◆ **Short task**
Your task is to copy every line of the entries that contains "their".

[Dataset items]
begin

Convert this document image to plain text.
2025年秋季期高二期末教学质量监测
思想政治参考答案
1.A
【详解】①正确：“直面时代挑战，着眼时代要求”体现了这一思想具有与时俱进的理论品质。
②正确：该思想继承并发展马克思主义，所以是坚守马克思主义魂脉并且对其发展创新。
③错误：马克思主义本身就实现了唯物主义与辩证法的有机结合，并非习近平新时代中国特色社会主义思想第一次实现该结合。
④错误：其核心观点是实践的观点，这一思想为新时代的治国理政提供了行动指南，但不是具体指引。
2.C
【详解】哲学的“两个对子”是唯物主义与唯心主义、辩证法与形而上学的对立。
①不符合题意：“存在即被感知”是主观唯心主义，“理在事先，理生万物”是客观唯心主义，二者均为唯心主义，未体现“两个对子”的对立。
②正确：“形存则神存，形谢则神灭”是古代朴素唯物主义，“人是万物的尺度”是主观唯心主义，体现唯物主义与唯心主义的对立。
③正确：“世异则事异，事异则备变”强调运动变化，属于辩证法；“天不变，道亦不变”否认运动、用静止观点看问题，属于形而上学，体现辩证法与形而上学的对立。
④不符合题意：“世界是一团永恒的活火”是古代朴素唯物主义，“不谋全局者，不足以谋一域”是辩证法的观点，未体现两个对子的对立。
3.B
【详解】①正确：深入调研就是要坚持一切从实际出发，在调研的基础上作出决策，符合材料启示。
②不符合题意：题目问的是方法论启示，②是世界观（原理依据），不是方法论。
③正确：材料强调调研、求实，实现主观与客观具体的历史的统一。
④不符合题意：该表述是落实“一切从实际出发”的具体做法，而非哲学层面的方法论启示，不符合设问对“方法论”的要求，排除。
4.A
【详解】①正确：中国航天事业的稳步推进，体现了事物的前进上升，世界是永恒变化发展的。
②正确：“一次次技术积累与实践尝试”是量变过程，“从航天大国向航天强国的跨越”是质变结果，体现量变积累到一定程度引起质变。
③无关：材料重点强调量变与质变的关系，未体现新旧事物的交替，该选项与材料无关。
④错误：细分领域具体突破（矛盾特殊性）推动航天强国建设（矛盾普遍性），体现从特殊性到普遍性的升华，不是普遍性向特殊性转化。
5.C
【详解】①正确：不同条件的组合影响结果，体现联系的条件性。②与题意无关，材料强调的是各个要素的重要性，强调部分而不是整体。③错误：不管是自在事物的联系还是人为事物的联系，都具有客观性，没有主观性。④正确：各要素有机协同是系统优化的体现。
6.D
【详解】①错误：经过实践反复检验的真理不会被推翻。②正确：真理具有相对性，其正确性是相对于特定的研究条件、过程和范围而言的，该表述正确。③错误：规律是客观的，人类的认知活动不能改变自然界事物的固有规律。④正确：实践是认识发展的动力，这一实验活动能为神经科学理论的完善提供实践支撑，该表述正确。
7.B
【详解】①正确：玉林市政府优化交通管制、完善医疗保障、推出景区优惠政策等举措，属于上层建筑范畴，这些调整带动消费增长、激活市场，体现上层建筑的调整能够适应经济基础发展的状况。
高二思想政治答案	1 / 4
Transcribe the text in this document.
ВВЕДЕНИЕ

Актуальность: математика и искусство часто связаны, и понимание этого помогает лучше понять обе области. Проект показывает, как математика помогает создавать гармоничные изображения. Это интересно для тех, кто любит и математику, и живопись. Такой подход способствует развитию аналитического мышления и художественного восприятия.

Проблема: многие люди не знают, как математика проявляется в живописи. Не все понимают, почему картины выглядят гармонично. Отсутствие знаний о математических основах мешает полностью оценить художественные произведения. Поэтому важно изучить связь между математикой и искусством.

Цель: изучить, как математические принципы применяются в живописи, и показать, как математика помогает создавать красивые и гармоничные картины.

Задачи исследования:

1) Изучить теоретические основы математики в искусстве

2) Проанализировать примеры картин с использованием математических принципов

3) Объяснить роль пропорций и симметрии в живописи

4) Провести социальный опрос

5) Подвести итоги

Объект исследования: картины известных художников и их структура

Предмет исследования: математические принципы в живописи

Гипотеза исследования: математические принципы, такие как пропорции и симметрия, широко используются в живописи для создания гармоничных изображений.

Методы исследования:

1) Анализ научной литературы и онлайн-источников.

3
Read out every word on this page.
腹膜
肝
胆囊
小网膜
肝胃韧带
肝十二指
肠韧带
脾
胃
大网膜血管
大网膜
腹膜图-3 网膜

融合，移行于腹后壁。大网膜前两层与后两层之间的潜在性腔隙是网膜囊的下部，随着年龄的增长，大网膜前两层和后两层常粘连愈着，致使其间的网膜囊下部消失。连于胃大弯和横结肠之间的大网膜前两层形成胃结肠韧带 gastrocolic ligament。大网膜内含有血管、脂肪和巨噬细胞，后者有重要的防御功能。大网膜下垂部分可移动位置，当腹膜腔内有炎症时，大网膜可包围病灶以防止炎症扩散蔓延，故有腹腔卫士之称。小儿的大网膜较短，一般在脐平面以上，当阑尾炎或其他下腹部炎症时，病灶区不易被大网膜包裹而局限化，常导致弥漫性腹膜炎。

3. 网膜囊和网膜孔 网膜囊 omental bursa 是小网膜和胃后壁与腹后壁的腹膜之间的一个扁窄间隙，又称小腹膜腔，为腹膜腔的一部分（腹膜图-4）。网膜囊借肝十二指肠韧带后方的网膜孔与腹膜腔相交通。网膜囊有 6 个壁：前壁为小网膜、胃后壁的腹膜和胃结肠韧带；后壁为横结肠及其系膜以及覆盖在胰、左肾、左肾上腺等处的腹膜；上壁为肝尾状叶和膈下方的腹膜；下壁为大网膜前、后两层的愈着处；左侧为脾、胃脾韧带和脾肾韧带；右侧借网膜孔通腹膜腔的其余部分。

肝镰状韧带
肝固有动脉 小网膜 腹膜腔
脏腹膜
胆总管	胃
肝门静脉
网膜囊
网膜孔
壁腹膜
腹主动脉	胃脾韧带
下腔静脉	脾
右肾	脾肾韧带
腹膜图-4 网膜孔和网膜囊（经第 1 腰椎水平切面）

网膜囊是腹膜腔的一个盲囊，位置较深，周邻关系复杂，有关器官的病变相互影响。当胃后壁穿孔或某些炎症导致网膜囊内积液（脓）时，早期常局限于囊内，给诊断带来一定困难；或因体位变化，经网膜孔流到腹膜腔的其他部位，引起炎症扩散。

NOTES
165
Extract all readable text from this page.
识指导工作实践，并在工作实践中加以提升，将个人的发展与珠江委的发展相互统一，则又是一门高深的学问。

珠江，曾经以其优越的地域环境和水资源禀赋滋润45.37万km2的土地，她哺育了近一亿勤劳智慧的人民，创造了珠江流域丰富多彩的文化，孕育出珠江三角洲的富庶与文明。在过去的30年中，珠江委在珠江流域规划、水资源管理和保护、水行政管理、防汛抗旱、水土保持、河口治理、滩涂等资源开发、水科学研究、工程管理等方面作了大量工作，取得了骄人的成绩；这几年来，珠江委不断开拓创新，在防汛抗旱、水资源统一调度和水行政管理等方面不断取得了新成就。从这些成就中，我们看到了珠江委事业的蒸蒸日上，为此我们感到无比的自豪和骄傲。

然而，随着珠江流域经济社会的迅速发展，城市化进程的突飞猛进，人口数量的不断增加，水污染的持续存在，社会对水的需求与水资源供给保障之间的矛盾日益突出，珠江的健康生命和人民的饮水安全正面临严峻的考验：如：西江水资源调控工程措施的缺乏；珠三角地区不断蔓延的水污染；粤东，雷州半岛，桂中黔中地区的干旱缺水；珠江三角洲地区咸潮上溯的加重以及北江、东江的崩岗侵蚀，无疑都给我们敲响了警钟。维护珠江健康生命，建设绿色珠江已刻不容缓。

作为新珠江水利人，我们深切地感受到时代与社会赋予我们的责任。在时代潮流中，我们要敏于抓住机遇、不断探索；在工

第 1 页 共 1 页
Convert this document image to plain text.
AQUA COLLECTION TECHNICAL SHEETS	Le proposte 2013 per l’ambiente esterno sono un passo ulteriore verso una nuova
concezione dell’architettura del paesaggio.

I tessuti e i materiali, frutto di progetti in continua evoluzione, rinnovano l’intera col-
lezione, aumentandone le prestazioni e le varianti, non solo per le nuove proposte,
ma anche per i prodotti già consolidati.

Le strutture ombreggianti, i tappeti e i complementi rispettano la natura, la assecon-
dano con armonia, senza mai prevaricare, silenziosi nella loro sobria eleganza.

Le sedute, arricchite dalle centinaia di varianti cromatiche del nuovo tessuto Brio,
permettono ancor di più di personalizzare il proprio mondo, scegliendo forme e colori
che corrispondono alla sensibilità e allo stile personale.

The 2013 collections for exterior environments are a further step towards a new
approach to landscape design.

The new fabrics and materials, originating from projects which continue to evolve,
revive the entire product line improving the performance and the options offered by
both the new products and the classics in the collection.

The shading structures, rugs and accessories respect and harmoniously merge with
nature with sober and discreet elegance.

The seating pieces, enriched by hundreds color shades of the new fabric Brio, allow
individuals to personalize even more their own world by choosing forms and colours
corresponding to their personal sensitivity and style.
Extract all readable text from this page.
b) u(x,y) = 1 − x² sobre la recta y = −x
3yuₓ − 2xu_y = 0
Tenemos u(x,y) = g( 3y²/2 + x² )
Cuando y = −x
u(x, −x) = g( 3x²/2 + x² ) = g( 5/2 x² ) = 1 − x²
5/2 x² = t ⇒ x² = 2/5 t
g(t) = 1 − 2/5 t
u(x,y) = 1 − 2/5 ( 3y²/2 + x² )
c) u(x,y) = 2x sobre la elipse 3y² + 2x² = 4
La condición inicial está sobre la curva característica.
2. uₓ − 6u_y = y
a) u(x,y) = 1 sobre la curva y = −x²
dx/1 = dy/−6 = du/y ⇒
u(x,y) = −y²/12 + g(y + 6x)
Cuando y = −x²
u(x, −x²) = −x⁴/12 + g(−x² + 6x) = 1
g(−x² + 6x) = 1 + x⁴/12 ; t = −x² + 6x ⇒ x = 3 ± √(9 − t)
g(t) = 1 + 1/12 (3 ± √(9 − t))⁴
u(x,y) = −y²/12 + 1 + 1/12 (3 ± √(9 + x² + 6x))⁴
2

end

◆ **Output below**
individuals to personalize even more their own world by choosing forms and colours
corresponding to their personal sensitivity and style.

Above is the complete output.